[Dataset excerpt]
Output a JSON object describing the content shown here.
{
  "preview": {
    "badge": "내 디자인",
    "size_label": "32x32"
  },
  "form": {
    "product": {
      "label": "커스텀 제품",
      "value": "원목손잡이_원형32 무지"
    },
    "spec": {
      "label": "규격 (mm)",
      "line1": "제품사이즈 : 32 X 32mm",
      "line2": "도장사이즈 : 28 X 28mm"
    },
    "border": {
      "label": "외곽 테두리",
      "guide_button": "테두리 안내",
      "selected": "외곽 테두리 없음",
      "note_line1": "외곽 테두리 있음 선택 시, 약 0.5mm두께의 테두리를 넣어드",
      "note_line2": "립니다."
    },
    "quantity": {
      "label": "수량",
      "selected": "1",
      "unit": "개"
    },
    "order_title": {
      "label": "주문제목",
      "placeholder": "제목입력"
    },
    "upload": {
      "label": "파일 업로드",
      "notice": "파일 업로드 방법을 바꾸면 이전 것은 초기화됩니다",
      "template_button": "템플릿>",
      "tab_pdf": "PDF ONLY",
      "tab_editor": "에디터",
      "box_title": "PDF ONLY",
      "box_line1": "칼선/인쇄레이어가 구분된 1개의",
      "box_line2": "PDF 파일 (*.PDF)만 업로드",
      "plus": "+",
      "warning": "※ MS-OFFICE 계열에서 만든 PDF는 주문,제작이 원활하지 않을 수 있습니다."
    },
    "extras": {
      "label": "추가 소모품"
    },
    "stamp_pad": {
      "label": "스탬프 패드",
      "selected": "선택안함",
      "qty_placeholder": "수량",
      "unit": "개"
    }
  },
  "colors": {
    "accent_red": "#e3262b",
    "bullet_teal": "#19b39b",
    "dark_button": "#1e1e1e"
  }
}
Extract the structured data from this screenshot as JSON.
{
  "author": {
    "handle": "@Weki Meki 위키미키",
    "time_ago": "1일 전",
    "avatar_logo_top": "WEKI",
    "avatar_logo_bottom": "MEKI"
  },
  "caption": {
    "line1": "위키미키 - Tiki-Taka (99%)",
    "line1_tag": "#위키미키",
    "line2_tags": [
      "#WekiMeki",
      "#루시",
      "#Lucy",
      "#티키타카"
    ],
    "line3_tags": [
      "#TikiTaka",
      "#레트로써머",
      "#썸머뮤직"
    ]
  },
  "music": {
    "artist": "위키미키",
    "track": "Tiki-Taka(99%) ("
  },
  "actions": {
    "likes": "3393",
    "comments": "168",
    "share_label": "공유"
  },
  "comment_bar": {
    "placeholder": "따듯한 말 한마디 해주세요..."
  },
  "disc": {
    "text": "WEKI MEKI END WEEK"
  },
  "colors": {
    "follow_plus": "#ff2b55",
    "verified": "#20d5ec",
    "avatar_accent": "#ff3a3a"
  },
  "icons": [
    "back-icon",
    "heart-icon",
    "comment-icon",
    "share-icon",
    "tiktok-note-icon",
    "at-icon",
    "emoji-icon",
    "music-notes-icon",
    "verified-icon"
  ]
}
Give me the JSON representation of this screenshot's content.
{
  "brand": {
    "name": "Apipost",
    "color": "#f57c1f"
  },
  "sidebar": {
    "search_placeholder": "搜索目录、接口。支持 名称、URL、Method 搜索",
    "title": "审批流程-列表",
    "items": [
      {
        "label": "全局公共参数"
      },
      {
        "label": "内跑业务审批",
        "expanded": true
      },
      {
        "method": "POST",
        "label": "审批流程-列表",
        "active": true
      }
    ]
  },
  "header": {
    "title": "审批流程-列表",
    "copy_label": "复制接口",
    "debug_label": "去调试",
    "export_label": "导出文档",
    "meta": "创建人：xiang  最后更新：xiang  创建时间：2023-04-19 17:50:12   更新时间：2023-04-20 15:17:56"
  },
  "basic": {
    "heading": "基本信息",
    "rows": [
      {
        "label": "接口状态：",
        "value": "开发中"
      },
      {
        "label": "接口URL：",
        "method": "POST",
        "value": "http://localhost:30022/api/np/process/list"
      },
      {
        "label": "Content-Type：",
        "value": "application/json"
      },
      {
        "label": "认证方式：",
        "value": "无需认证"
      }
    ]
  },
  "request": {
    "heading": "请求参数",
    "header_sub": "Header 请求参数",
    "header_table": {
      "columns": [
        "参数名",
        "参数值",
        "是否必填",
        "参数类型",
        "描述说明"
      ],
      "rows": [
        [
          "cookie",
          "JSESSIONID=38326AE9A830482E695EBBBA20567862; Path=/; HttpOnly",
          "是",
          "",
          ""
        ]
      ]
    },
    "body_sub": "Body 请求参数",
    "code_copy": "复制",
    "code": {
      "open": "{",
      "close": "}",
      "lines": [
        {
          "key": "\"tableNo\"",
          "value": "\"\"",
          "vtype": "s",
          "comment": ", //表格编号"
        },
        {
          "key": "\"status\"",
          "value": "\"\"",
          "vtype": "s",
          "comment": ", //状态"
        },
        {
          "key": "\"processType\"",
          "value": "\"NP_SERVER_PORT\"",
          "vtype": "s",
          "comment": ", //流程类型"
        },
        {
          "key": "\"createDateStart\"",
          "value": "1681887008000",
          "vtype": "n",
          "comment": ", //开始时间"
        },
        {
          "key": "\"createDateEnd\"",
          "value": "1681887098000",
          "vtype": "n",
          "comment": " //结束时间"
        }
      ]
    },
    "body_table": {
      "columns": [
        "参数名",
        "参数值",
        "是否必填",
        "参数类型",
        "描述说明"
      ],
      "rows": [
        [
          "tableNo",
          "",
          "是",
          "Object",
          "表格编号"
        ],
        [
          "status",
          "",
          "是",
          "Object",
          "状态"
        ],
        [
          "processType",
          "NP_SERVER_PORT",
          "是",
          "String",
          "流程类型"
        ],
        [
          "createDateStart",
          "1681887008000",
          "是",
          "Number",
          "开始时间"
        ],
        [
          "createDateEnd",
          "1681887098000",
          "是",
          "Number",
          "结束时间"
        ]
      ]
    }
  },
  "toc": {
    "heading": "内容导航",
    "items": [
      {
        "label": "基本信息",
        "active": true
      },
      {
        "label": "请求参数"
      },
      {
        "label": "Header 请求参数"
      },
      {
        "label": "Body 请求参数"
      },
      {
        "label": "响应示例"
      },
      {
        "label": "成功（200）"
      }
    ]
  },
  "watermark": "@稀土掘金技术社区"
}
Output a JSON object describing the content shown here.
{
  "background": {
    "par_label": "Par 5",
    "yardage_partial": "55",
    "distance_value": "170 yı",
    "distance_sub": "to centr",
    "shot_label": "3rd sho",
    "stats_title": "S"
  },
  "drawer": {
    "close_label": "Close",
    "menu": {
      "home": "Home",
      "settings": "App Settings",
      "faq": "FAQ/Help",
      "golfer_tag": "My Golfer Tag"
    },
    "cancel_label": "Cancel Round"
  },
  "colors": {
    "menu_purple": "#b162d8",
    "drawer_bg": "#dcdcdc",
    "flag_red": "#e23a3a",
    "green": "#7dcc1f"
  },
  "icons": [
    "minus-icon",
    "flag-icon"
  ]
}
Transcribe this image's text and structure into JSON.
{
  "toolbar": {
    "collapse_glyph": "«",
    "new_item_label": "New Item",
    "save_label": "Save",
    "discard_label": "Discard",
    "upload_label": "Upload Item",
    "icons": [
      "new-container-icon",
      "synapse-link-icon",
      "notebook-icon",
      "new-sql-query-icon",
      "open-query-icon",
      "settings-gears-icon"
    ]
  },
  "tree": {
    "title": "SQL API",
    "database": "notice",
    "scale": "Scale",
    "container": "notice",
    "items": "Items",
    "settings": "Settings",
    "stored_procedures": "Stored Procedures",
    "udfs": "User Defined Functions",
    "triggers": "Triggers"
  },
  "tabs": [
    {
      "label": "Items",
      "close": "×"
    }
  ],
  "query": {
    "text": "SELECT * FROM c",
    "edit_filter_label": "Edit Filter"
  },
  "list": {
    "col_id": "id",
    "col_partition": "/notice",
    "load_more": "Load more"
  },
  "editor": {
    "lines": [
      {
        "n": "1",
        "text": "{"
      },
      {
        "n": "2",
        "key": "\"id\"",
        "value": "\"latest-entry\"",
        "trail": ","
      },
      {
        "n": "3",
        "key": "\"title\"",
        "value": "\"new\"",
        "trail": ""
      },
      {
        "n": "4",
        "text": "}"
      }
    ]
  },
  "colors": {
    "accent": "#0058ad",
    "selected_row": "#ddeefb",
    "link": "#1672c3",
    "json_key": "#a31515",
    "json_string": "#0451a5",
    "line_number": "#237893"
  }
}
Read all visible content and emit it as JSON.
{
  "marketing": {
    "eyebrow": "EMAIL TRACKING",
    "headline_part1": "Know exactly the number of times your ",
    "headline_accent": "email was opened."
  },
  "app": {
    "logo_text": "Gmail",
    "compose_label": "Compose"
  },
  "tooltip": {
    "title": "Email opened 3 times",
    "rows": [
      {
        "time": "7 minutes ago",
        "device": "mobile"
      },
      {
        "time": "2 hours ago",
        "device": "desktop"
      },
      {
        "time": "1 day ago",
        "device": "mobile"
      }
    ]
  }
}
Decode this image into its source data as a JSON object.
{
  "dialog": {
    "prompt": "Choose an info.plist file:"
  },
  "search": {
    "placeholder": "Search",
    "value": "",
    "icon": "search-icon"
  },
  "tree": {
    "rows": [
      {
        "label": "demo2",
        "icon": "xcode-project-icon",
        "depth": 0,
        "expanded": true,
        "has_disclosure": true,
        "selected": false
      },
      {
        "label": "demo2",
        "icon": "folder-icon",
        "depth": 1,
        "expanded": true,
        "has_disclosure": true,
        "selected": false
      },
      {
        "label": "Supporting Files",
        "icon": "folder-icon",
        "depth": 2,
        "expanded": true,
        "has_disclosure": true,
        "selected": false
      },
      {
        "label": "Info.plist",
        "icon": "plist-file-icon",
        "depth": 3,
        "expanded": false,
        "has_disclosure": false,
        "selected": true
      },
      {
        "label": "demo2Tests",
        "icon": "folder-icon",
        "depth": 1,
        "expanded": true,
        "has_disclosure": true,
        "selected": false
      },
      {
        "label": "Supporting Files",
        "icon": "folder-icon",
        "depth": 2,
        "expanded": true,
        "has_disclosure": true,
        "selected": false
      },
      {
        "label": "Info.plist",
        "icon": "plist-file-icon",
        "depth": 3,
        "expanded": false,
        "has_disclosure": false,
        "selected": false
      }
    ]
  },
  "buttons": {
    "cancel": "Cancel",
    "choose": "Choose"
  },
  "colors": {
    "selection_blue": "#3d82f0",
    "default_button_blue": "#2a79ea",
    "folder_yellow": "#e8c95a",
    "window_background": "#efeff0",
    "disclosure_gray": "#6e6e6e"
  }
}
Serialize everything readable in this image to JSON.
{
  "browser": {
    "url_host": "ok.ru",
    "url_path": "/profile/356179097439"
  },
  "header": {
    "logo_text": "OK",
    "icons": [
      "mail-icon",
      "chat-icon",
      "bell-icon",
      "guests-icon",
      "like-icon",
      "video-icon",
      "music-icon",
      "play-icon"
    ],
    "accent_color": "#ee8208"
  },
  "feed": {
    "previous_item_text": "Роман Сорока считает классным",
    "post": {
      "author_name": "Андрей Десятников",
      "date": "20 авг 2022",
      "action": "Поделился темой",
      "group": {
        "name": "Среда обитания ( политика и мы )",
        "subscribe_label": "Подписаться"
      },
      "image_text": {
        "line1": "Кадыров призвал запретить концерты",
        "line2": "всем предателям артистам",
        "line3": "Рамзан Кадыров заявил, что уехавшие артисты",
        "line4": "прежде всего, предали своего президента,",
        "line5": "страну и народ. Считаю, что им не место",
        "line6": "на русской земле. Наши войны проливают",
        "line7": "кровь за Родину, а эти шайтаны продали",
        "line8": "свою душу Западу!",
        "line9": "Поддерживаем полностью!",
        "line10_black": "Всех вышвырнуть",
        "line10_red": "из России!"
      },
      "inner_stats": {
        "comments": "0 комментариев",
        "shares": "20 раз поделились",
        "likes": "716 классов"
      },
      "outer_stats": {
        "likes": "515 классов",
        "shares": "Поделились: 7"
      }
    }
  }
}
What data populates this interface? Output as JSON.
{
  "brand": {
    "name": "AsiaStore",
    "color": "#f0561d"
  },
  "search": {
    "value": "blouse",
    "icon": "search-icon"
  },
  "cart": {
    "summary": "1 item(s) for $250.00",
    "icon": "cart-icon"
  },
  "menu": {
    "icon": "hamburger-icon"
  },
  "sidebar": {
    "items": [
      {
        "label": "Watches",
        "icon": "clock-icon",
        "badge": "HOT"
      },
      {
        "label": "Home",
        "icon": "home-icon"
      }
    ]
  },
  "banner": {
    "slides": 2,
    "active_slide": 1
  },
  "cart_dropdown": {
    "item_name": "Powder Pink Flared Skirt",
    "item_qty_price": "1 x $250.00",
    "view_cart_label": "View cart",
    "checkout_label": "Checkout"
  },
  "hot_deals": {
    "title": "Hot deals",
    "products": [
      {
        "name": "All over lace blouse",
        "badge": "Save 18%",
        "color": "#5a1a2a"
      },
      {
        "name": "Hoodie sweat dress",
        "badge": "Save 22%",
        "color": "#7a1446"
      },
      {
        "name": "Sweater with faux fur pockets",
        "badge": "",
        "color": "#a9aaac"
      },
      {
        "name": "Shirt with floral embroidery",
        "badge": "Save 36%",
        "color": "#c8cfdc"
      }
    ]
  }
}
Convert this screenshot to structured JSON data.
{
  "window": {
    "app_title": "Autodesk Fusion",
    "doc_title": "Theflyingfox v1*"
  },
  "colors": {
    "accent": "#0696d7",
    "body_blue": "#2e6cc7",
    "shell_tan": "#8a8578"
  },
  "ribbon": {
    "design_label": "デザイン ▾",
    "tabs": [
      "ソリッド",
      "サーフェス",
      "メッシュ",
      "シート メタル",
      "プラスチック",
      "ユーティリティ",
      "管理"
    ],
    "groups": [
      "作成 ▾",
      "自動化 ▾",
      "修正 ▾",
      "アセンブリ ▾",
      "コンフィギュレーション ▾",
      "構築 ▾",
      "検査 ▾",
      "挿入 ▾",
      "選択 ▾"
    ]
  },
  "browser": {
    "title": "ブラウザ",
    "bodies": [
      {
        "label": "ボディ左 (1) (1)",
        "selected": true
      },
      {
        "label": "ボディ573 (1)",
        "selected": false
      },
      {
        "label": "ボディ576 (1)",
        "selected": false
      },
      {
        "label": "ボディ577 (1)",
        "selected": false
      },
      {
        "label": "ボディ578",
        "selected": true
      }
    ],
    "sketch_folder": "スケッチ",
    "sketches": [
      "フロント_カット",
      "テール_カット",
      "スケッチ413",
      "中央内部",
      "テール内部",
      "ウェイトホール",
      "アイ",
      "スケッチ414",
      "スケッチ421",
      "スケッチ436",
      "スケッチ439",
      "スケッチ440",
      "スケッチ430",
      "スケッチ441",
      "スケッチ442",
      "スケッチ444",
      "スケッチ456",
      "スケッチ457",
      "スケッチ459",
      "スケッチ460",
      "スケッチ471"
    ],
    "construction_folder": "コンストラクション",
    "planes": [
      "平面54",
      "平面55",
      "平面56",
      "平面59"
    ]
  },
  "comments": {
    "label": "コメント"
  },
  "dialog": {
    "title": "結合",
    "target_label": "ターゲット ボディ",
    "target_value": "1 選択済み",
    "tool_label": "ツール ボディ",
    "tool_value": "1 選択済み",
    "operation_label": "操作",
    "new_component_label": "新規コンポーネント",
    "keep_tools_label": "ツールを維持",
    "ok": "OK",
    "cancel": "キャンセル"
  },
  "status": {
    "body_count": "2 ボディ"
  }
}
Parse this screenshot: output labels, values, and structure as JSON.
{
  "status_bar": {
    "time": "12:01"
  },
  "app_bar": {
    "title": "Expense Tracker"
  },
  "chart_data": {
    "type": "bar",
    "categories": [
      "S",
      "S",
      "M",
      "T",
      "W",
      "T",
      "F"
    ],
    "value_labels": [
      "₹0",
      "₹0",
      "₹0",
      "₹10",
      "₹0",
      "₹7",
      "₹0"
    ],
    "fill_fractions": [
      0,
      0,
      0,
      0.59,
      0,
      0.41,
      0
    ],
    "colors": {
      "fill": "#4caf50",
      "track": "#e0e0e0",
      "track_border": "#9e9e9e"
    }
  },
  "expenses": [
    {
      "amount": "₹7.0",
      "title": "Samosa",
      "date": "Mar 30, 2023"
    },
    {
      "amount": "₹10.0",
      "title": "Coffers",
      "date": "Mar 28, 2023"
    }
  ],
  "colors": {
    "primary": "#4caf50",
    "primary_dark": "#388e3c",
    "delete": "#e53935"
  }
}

What the task requires:
Out of the material above, select every line that holds the string "请求参数".

Reply:
    "heading": "请求参数",
    "header_sub": "Header 请求参数",
    "body_sub": "Body 请求参数",
        "label": "请求参数"
        "label": "Header 请求参数"
        "label": "Body 请求参数"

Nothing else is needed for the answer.